■ Dataset items:
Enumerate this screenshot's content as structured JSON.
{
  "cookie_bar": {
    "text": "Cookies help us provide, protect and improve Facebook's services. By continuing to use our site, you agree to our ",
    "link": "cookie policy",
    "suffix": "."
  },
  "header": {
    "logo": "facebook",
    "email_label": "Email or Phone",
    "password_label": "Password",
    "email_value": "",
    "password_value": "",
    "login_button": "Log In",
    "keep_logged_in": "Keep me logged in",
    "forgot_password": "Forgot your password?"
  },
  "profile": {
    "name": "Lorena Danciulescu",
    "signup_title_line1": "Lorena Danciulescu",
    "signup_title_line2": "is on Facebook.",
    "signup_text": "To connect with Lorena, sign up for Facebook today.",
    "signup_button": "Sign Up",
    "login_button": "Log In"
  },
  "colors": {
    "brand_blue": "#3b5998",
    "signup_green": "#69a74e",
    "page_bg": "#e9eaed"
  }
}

■ Required task: Write out the full listing exactly as given.

■ In response:
Enumerate this screenshot's content as structured JSON.
{
  "cookie_bar": {
    "text": "Cookies help us provide, protect and improve Facebook's services. By continuing to use our site, you agree to our ",
    "link": "cookie policy",
    "suffix": "."
  },
  "header": {
    "logo": "facebook",
    "email_label": "Email or Phone",
    "password_label": "Password",
    "email_value": "",
    "password_value": "",
    "login_button": "Log In",
    "keep_logged_in": "Keep me logged in",
    "forgot_password": "Forgot your password?"
  },
  "profile": {
    "name": "Lorena Danciulescu",
    "signup_title_line1": "Lorena Danciulescu",
    "signup_title_line2": "is on Facebook.",
    "signup_text": "To connect with Lorena, sign up for Facebook today.",
    "signup_button": "Sign Up",
    "login_button": "Log In"
  },
  "colors": {
    "brand_blue": "#3b5998",
    "signup_green": "#69a74e",
    "page_bg": "#e9eaed"
  }
}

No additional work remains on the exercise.